:: Task ::
Copy word for word the lines in the entries starting at the line that contains "- preset-all-time[interactable]: All" and ending at the line that contains "- preset-previous-year[interactable]: Previous", including both.

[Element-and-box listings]
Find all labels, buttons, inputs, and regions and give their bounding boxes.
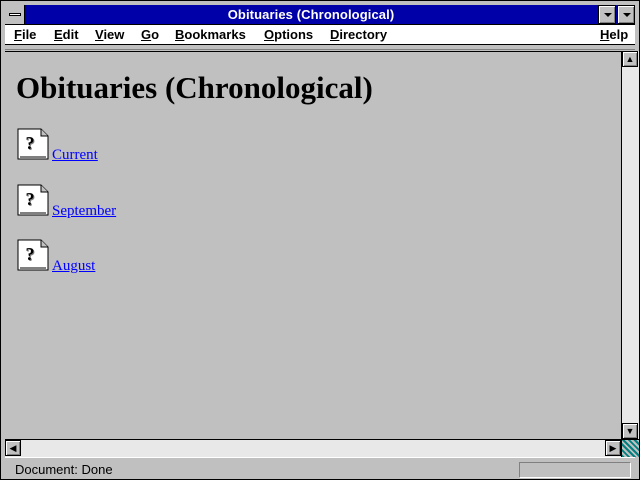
progress-indicator xyxy=(519,462,631,478)
link-september[interactable]: September xyxy=(52,203,116,220)
menu-directory-rest: irectory xyxy=(339,27,388,42)
link-august[interactable]: August xyxy=(52,258,95,275)
menu-file-rest: ile xyxy=(21,27,37,42)
arrow-right-icon: ▶ xyxy=(609,443,617,453)
unknown-document-icon: ? ? xyxy=(17,184,49,216)
system-menu-icon xyxy=(9,13,21,16)
restore-icon xyxy=(623,13,631,17)
browser-window: Obituaries (Chronological) File Edit Vie… xyxy=(0,0,640,480)
menu-help[interactable]: Help xyxy=(600,25,628,45)
svg-text:?: ? xyxy=(26,244,35,264)
status-bar: Document: Done xyxy=(5,457,635,478)
scroll-right-button[interactable]: ▶ xyxy=(605,440,621,456)
menu-edit[interactable]: Edit xyxy=(54,25,79,45)
menu-bookmarks[interactable]: Bookmarks xyxy=(175,25,246,45)
size-grip[interactable] xyxy=(621,439,639,457)
menu-bar: File Edit View Go Bookmarks Options Dire… xyxy=(5,25,635,45)
toolbar-strip xyxy=(5,46,635,50)
system-menu-button[interactable] xyxy=(5,5,25,24)
menu-options[interactable]: Options xyxy=(264,25,313,45)
menu-file[interactable]: File xyxy=(14,25,36,45)
scroll-left-button[interactable]: ◀ xyxy=(5,440,21,456)
menu-options-rest: ptions xyxy=(274,27,314,42)
minimize-button[interactable] xyxy=(598,5,616,24)
page-heading: Obituaries (Chronological) xyxy=(16,70,373,105)
menu-bookmarks-rest: ookmarks xyxy=(184,27,246,42)
arrow-down-icon: ▼ xyxy=(625,426,635,436)
unknown-document-icon: ? ? xyxy=(17,239,49,271)
window-title: Obituaries (Chronological) xyxy=(227,7,395,22)
arrow-left-icon: ◀ xyxy=(9,443,17,453)
vertical-scrollbar[interactable]: ▲ ▼ xyxy=(621,51,639,439)
menu-view[interactable]: View xyxy=(95,25,124,45)
link-current[interactable]: Current xyxy=(52,147,98,164)
unknown-document-icon: ? ? xyxy=(17,128,49,160)
scroll-up-button[interactable]: ▲ xyxy=(622,51,638,67)
horizontal-scrollbar[interactable]: ◀ ▶ xyxy=(5,439,621,457)
status-text: Document: Done xyxy=(15,462,113,477)
menu-view-rest: iew xyxy=(103,27,125,42)
menu-go-rest: o xyxy=(151,27,160,42)
window-frame: Obituaries (Chronological) File Edit Vie… xyxy=(5,5,639,478)
menu-help-rest: elp xyxy=(609,27,629,42)
maximize-button[interactable] xyxy=(617,5,635,24)
menu-go[interactable]: Go xyxy=(141,25,159,45)
menu-edit-rest: dit xyxy=(62,27,79,42)
svg-text:?: ? xyxy=(26,133,35,153)
scroll-down-button[interactable]: ▼ xyxy=(622,423,638,439)
title-bar[interactable]: Obituaries (Chronological) xyxy=(5,5,635,25)
svg-text:?: ? xyxy=(26,189,35,209)
minimize-icon xyxy=(604,13,612,17)
arrow-up-icon: ▲ xyxy=(625,54,635,64)
menu-directory[interactable]: Directory xyxy=(330,25,387,45)
document-view[interactable]: Obituaries (Chronological) ? ? Current ? xyxy=(5,51,621,439)
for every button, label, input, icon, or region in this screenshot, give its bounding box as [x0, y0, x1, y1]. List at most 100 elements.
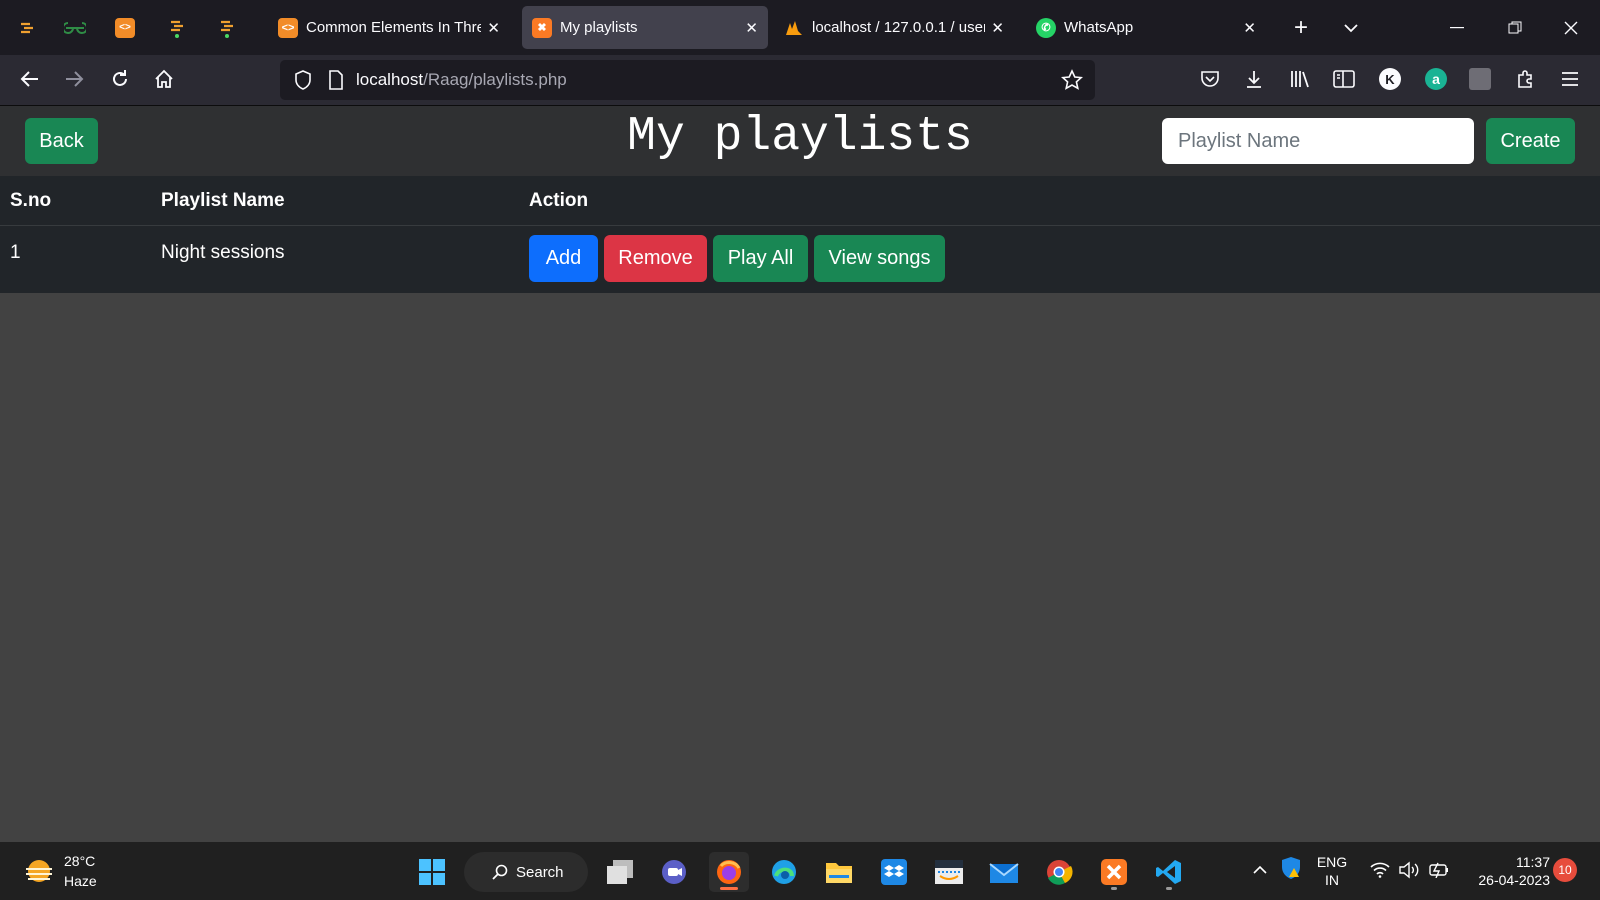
playlists-table: S.no Playlist Name Action 1 Night sessio… [0, 176, 1600, 293]
forward-arrow-icon[interactable] [56, 61, 92, 97]
pocket-icon[interactable] [1194, 63, 1226, 95]
close-icon[interactable]: ✕ [991, 19, 1004, 37]
chrome-icon[interactable] [1039, 852, 1079, 892]
view-songs-button[interactable]: View songs [814, 235, 945, 282]
wifi-icon[interactable] [1370, 862, 1390, 883]
language-indicator[interactable]: ENG IN [1314, 853, 1350, 889]
play-all-button[interactable]: Play All [713, 235, 808, 282]
tab-title: Common Elements In Three [306, 19, 482, 36]
firefox-icon[interactable] [709, 852, 749, 892]
file-explorer-icon[interactable] [819, 852, 859, 892]
weather-temp: 28°C [64, 853, 96, 869]
close-icon[interactable]: ✕ [487, 19, 500, 37]
table-header-row: S.no Playlist Name Action [0, 176, 1600, 226]
dropbox-icon[interactable] [874, 852, 914, 892]
tray-overflow-chevron-icon[interactable] [1252, 862, 1268, 880]
defender-warning-icon[interactable] [1280, 856, 1302, 885]
tab-whatsapp[interactable]: ✆ WhatsApp ✕ [1026, 6, 1266, 49]
table-row: 1 Night sessions Add Remove Play All Vie… [0, 226, 1600, 293]
code-icon: <> [115, 17, 135, 38]
taskbar: 28°C Haze Search ENG IN 11:37 26-04-2023… [0, 842, 1600, 900]
code-icon: <> [278, 17, 298, 38]
pinned-tab-1[interactable] [4, 0, 50, 55]
reload-icon[interactable] [102, 61, 138, 97]
xampp-icon: ✖ [532, 17, 552, 38]
create-button[interactable]: Create [1486, 118, 1575, 164]
haze-sun-icon [26, 860, 52, 882]
tab-title: localhost / 127.0.0.1 / users [812, 19, 986, 36]
teams-chat-icon[interactable] [654, 852, 694, 892]
back-arrow-icon[interactable] [12, 61, 48, 97]
tab-common-elements[interactable]: <> Common Elements In Three ✕ [268, 6, 510, 49]
clock-time: 11:37 [1516, 854, 1550, 870]
page-info-icon[interactable] [328, 70, 344, 90]
close-icon[interactable]: ✕ [1243, 19, 1256, 37]
running-indicator [1166, 887, 1172, 890]
row-sno: 1 [10, 242, 21, 263]
battery-icon[interactable] [1428, 862, 1450, 883]
new-tab-icon[interactable]: + [1278, 0, 1324, 55]
clock[interactable]: 11:37 26-04-2023 [1460, 853, 1550, 889]
minimize-icon[interactable] [1434, 0, 1480, 55]
account-k-icon[interactable]: K [1374, 63, 1406, 95]
home-icon[interactable] [146, 61, 182, 97]
whatsapp-icon: ✆ [1036, 17, 1056, 38]
search-label: Search [516, 863, 564, 881]
back-button[interactable]: Back [25, 118, 98, 164]
url-bar[interactable]: localhost/Raag/playlists.php [280, 60, 1095, 100]
lang-line1: ENG [1316, 854, 1348, 870]
tab-phpmyadmin[interactable]: localhost / 127.0.0.1 / users ✕ [774, 6, 1014, 49]
taskbar-search[interactable]: Search [464, 852, 588, 892]
page-header: My playlists Back Create [0, 106, 1600, 176]
menu-hamburger-icon[interactable] [1554, 63, 1586, 95]
mail-icon[interactable] [984, 852, 1024, 892]
lightning-app-icon [171, 20, 183, 38]
url-text: localhost/Raag/playlists.php [356, 70, 567, 90]
shield-icon[interactable] [294, 70, 312, 90]
pinned-tab-5[interactable] [204, 0, 250, 55]
pinned-tab-2[interactable] [52, 0, 98, 55]
volume-icon[interactable] [1398, 861, 1420, 884]
lang-line2: IN [1325, 872, 1339, 888]
list-tabs-icon[interactable] [1328, 0, 1374, 55]
tab-title: My playlists [560, 19, 638, 36]
gfg-icon [64, 21, 86, 34]
remove-button[interactable]: Remove [604, 235, 707, 282]
header-sno: S.no [10, 190, 52, 211]
amazon-icon[interactable] [929, 852, 969, 892]
vscode-icon[interactable] [1149, 852, 1189, 892]
pinned-tab-3[interactable]: <> [102, 0, 148, 55]
add-button[interactable]: Add [529, 235, 598, 282]
lightning-app-icon [21, 22, 33, 33]
sidebar-icon[interactable] [1328, 63, 1360, 95]
search-icon [492, 864, 508, 880]
row-playlist-name: Night sessions [161, 242, 285, 263]
clock-date: 26-04-2023 [1478, 872, 1550, 888]
phpmyadmin-icon [784, 18, 804, 38]
library-icon[interactable] [1284, 63, 1316, 95]
extensions-puzzle-icon[interactable] [1510, 63, 1542, 95]
start-windows-icon[interactable] [412, 852, 452, 892]
extension-square-icon[interactable] [1464, 63, 1496, 95]
pinned-tab-4[interactable] [154, 0, 200, 55]
url-path: /Raag/playlists.php [423, 70, 567, 89]
weather-condition: Haze [64, 873, 97, 889]
window-close-icon[interactable] [1548, 0, 1594, 55]
task-view-icon[interactable] [600, 852, 640, 892]
notification-badge[interactable]: 10 [1553, 858, 1577, 882]
edge-icon[interactable] [764, 852, 804, 892]
close-icon[interactable]: ✕ [745, 19, 758, 37]
playlist-name-input[interactable] [1162, 118, 1474, 164]
restore-icon[interactable] [1492, 0, 1538, 55]
xampp-icon[interactable] [1094, 852, 1134, 892]
tab-my-playlists[interactable]: ✖ My playlists ✕ [522, 6, 768, 49]
extension-a-icon[interactable]: a [1420, 63, 1452, 95]
header-action: Action [529, 190, 589, 211]
active-indicator [720, 887, 738, 890]
tab-strip: <> <> Common Elements In Three ✕ ✖ My pl… [0, 0, 1600, 55]
weather-widget[interactable]: 28°C Haze [22, 852, 122, 892]
downloads-icon[interactable] [1238, 63, 1270, 95]
lightning-app-icon [221, 20, 233, 38]
url-host: localhost [356, 70, 424, 89]
bookmark-star-icon[interactable] [1061, 69, 1083, 91]
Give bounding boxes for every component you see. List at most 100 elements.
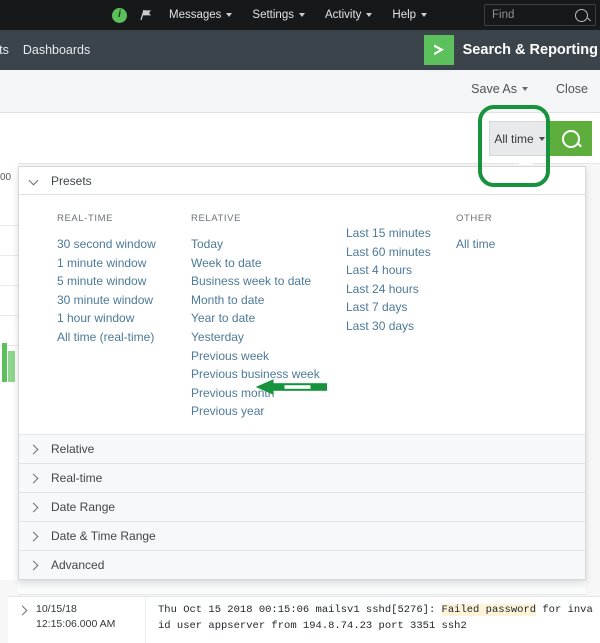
- preset-all-time[interactable]: All time: [456, 235, 566, 254]
- preset-today[interactable]: Today: [191, 235, 346, 254]
- nav-item-help[interactable]: Help: [392, 9, 427, 21]
- nav-item-help-label: Help: [392, 9, 416, 21]
- accordion-label: Date Range: [51, 500, 115, 514]
- preset-1-minute-window[interactable]: 1 minute window: [57, 254, 191, 273]
- nav-item-activity[interactable]: Activity: [325, 9, 372, 21]
- preset-30-second-window[interactable]: 30 second window: [57, 235, 191, 254]
- preset-previous-year[interactable]: Previous year: [191, 402, 346, 421]
- preset-last-60-minutes[interactable]: Last 60 minutes: [346, 243, 456, 262]
- nav-item-settings-label: Settings: [252, 9, 294, 21]
- appbar-item-alerts[interactable]: erts: [0, 43, 9, 57]
- event-message: Thu Oct 15 2018 00:15:06 mailsv1 sshd[52…: [146, 597, 600, 643]
- close-label: Close: [556, 82, 588, 96]
- presets-column-relative: RELATIVE Today Week to date Business wee…: [191, 213, 346, 421]
- accordion-label: Relative: [51, 442, 94, 456]
- gridline: [0, 256, 18, 286]
- app-identity: Search & Reporting: [424, 30, 600, 70]
- chevron-right-icon: [29, 560, 39, 570]
- presets-section-header[interactable]: Presets: [19, 167, 585, 195]
- event-result-row[interactable]: 10/15/18 12:15:06.000 AM Thu Oct 15 2018…: [8, 596, 600, 643]
- accordion-row-advanced[interactable]: Advanced: [19, 550, 585, 579]
- accordion-label: Real-time: [51, 471, 102, 485]
- presets-column-other: OTHER All time: [456, 213, 566, 421]
- nav-left-spacer: [0, 15, 112, 16]
- preset-previous-week[interactable]: Previous week: [191, 347, 346, 366]
- chevron-down-icon: [421, 13, 427, 17]
- chevron-down-icon: [299, 13, 305, 17]
- accordion-label: Date & Time Range: [51, 529, 156, 543]
- chevron-right-icon: [29, 444, 39, 454]
- gridline: [0, 316, 18, 346]
- save-as-label: Save As: [471, 82, 517, 96]
- find-input-placeholder: Find: [492, 9, 575, 21]
- nav-item-settings[interactable]: Settings: [252, 9, 305, 21]
- chevron-down-icon: [522, 87, 528, 91]
- time-range-picker-button[interactable]: All time: [489, 121, 549, 156]
- chevron-down-icon: [226, 13, 232, 17]
- event-message-line2: id user appserver from 194.8.74.23 port …: [158, 620, 467, 632]
- accordion-row-relative[interactable]: Relative: [19, 434, 585, 463]
- preset-month-to-date[interactable]: Month to date: [191, 291, 346, 310]
- splunk-chevron-logo-icon: [424, 35, 454, 65]
- time-range-popover: Presets REAL-TIME 30 second window 1 min…: [18, 166, 586, 580]
- save-as-button[interactable]: Save As: [471, 82, 528, 96]
- info-badge-icon[interactable]: i: [112, 8, 127, 23]
- preset-yesterday[interactable]: Yesterday: [191, 328, 346, 347]
- chevron-right-icon: [29, 502, 39, 512]
- chart-bar: [8, 351, 15, 382]
- search-icon: [575, 9, 588, 22]
- chevron-down-icon: [366, 13, 372, 17]
- event-date: 10/15/18: [36, 602, 145, 617]
- app-bar: erts Dashboards Search & Reporting: [0, 30, 600, 70]
- preset-previous-month[interactable]: Previous month: [191, 384, 346, 403]
- nav-item-activity-label: Activity: [325, 9, 361, 21]
- action-buttons: Save As Close: [443, 82, 588, 96]
- nav-item-messages-label: Messages: [169, 9, 221, 21]
- accordion-row-date-range[interactable]: Date Range: [19, 492, 585, 521]
- find-search-box[interactable]: Find: [484, 4, 596, 26]
- accordion-row-real-time[interactable]: Real-time: [19, 463, 585, 492]
- chart-bar: [2, 343, 7, 382]
- event-expand-toggle[interactable]: [8, 597, 36, 643]
- column-heading: OTHER: [456, 213, 566, 224]
- chevron-right-icon: [18, 605, 27, 614]
- event-message-post: for inva: [536, 604, 593, 616]
- obscured-result-row: [18, 581, 586, 595]
- chevron-down-icon: [539, 137, 545, 141]
- preset-week-to-date[interactable]: Week to date: [191, 254, 346, 273]
- preset-last-24-hours[interactable]: Last 24 hours: [346, 280, 456, 299]
- event-message-highlight[interactable]: Failed password: [442, 604, 537, 616]
- presets-section-title: Presets: [51, 174, 92, 188]
- search-icon: [562, 130, 580, 148]
- column-heading: RELATIVE: [191, 213, 346, 224]
- splunk-time-range-picker-screen: i Messages Settings Activity Help Find e…: [0, 0, 600, 643]
- preset-business-week-to-date[interactable]: Business week to date: [191, 272, 346, 291]
- column-heading: REAL-TIME: [57, 213, 191, 224]
- preset-5-minute-window[interactable]: 5 minute window: [57, 272, 191, 291]
- time-range-picker-label: All time: [494, 132, 533, 146]
- global-top-nav: i Messages Settings Activity Help Find: [0, 0, 600, 30]
- preset-last-30-days[interactable]: Last 30 days: [346, 317, 456, 336]
- close-button[interactable]: Close: [556, 82, 588, 96]
- preset-year-to-date[interactable]: Year to date: [191, 309, 346, 328]
- preset-1-hour-window[interactable]: 1 hour window: [57, 309, 191, 328]
- chevron-down-icon: [29, 176, 39, 186]
- presets-column-last: Last 15 minutes Last 60 minutes Last 4 h…: [346, 213, 456, 421]
- preset-30-minute-window[interactable]: 30 minute window: [57, 291, 191, 310]
- appbar-item-dashboards[interactable]: Dashboards: [23, 43, 90, 57]
- event-message-pre: Thu Oct 15 2018 00:15:06 mailsv1 sshd[52…: [158, 604, 442, 616]
- preset-previous-business-week[interactable]: Previous business week: [191, 365, 346, 384]
- accordion-row-date-time-range[interactable]: Date & Time Range: [19, 521, 585, 550]
- preset-last-15-minutes[interactable]: Last 15 minutes: [346, 224, 456, 243]
- preset-all-time-real-time[interactable]: All time (real-time): [57, 328, 191, 347]
- search-bar-row: All time: [0, 113, 600, 164]
- presets-column-real-time: REAL-TIME 30 second window 1 minute wind…: [57, 213, 191, 421]
- event-time: 12:15:06.000 AM: [36, 617, 145, 632]
- preset-last-7-days[interactable]: Last 7 days: [346, 298, 456, 317]
- preset-last-4-hours[interactable]: Last 4 hours: [346, 261, 456, 280]
- run-search-button[interactable]: [549, 121, 592, 156]
- nav-item-messages[interactable]: Messages: [169, 9, 232, 21]
- activity-flag-icon[interactable]: [139, 8, 153, 22]
- event-timestamp: 10/15/18 12:15:06.000 AM: [36, 597, 146, 643]
- search-action-bar: Save As Close: [0, 70, 600, 113]
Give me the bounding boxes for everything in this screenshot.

:: Exercise output ::
- preset-all-time[interactable]: All time: [456, 235, 566, 254]
- preset-today[interactable]: Today: [191, 235, 346, 254]
- nav-item-help[interactable]: Help: [392, 9, 427, 21]
- nav-item-help-label: Help: [392, 9, 416, 21]
- accordion-label: Date Range: [51, 500, 115, 514]
- preset-1-minute-window[interactable]: 1 minute window: [57, 254, 191, 273]
- nav-item-activity[interactable]: Activity: [325, 9, 372, 21]
- preset-30-second-window[interactable]: 30 second window: [57, 235, 191, 254]
- preset-previous-year[interactable]: Previous year: [191, 402, 346, 421]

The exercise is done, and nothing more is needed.